EXERCISE PROMPT: Continue the forum thread about time not feeling real, picking up after its last post.

TEXT BLOCK:
- Opening Delimiter -
# Time not feeling real



## dreamsofsomeday (Mar 10, 2011)

It feels like time is unreal to me, if that makes sense. Like maybe everything is compressed into one tiny moment, or that things really didn’t happen. Time goes by way too fast for me. It feels like my life is passing me by and like I never really experienced it, even though I know I did. Days, weeks, and even months and years blend together and seem to form one moment that might not have even existed. Like, I know that time passes, but everything that happens during it seems unreal, therefore time doesn't seem real.


----------



## VinceyP (Nov 13, 2010)

Yeah, I find that! Just feels like all days are just one day! Like I go home from work, eat, go to sleep, go back to work the next day, but it sort of feels like it's the same day if that makes sense?

Is that the same as you?


----------



## dreamsofsomeday (Mar 10, 2011)

Yeah, I think that is the way it seems to me. Sometimes, though, it seems like the day before never even happened.


----------



## VinceyP (Nov 13, 2010)

Yeah, same here! It's like my memories don't feel real either! Like I remember doing something, but it doesn't feel like a real memory, like it wasn't really me who did it if that makes sense?

Do you get that also?
- Closing Delimiter -
(Structured page parsing data)
- Opening Delimiter -
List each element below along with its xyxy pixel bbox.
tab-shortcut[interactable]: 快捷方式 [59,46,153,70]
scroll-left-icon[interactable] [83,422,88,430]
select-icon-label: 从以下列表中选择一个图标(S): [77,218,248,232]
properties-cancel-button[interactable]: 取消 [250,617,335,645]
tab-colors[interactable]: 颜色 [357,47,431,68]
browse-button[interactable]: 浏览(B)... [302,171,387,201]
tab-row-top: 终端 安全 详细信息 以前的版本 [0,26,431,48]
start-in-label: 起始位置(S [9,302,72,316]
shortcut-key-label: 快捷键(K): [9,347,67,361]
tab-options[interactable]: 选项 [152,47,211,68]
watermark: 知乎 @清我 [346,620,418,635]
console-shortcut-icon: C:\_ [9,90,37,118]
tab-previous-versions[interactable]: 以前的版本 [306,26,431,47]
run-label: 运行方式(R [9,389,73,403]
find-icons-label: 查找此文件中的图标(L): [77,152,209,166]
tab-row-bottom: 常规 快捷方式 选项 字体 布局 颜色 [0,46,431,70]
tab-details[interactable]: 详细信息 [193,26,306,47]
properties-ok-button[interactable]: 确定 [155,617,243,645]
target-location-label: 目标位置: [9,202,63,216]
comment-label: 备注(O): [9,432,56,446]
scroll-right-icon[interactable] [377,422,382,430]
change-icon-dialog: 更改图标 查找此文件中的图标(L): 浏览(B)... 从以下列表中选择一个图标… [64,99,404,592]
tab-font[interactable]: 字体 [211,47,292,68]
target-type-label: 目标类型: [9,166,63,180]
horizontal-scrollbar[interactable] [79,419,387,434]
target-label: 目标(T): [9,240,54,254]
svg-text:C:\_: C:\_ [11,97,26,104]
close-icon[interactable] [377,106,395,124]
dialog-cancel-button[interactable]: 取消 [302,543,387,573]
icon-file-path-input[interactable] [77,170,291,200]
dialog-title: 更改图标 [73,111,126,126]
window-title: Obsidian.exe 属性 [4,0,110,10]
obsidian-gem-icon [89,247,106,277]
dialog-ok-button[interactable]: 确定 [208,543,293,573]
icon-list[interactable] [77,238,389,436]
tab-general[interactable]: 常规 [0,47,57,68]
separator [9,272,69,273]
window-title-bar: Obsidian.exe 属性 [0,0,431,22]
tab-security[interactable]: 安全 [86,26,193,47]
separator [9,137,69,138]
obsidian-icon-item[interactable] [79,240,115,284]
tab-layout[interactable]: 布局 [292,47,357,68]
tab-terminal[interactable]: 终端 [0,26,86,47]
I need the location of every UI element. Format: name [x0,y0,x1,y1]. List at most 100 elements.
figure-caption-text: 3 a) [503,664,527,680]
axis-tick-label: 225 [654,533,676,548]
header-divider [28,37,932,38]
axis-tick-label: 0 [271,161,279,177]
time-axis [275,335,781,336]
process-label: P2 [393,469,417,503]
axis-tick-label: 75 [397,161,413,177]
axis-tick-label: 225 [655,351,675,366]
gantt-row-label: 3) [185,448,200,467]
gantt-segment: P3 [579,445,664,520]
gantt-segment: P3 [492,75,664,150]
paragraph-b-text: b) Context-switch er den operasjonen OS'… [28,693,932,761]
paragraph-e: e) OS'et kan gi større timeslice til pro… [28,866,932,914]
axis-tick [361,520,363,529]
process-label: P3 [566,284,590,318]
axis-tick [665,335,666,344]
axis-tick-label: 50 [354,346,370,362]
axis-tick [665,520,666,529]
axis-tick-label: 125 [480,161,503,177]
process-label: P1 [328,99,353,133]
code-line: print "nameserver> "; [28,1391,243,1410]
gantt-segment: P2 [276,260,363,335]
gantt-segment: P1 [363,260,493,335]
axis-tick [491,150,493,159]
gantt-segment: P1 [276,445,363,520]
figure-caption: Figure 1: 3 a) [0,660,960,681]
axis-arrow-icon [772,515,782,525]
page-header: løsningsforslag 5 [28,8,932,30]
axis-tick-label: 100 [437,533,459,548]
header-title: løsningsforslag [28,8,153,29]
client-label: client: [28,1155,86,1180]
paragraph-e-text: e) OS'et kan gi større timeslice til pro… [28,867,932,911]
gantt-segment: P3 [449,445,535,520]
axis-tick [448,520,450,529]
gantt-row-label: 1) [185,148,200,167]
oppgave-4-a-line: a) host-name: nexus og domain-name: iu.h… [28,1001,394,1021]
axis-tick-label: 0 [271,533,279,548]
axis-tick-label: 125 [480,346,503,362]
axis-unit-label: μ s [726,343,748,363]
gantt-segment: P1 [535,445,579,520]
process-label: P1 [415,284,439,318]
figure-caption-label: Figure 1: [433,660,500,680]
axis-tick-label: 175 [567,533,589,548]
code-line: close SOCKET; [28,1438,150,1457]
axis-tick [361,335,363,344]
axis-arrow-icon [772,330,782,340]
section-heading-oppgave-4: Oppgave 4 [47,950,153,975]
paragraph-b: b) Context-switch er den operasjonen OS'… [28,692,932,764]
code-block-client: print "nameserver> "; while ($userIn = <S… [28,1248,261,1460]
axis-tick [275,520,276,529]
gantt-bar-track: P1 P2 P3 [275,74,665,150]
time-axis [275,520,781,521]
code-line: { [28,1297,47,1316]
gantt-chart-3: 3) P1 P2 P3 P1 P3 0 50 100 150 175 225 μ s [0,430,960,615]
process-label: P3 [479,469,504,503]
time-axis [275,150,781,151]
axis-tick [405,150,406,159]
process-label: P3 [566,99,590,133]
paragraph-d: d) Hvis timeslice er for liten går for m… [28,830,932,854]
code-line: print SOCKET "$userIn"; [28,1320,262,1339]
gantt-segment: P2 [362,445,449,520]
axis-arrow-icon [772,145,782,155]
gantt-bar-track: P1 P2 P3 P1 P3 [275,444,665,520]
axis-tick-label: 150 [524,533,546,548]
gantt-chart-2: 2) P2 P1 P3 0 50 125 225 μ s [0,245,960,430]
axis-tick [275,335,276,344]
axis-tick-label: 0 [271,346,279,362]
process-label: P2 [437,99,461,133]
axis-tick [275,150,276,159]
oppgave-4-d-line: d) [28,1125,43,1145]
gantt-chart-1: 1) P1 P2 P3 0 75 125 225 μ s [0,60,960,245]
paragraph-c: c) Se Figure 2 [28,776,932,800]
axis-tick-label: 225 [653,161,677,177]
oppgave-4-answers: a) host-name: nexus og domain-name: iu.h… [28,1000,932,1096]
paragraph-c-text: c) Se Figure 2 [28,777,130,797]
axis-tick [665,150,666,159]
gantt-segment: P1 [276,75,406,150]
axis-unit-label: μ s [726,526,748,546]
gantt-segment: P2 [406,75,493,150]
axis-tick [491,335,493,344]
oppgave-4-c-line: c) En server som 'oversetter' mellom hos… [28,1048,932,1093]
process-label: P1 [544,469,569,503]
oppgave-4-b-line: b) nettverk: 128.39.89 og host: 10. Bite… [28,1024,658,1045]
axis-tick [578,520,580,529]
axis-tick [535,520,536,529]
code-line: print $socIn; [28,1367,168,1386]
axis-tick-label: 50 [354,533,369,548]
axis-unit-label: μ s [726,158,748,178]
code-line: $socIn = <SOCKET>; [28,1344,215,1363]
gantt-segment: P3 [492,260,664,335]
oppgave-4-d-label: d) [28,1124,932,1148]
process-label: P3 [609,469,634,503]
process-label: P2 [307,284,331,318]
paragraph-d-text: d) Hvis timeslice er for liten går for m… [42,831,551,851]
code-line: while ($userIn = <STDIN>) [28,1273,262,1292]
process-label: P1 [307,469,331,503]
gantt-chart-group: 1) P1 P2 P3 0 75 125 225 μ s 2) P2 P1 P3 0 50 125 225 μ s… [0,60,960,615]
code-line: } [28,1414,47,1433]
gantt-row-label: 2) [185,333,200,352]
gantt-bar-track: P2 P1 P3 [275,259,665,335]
- Closing Delimiter -
EXERCISE ANSWER:
----------



## dreamsofsomeday (Mar 10, 2011)

Yeah. It sucks >.<


----------



## emptybody (Jan 13, 2012)

Yeah I have this too. Is this a common symptom of DP? It really sucks.


----------



## stranger in the mirror (Feb 24, 2012)

i have the same symptom, iam doing stuff today and then the next day i think was it realy me doing this stuff its so weird


----------



## noname (Sep 23, 2008)

+1 xD


----------



## Felicity (Feb 7, 2011)

I feel like that too, more often than I'd like to admit.


----------



## Tilly223 (Nov 27, 2011)

YES +10000!! I get this CHRONICALLY at the moment. And in my fragile state the OCD grabs on to it subconsciously and I obsess about it more and start to panic. This is the worst symptom.

Try to not think about it AT ALL. I think it is a brain chemical imbalance coupled with anxiety.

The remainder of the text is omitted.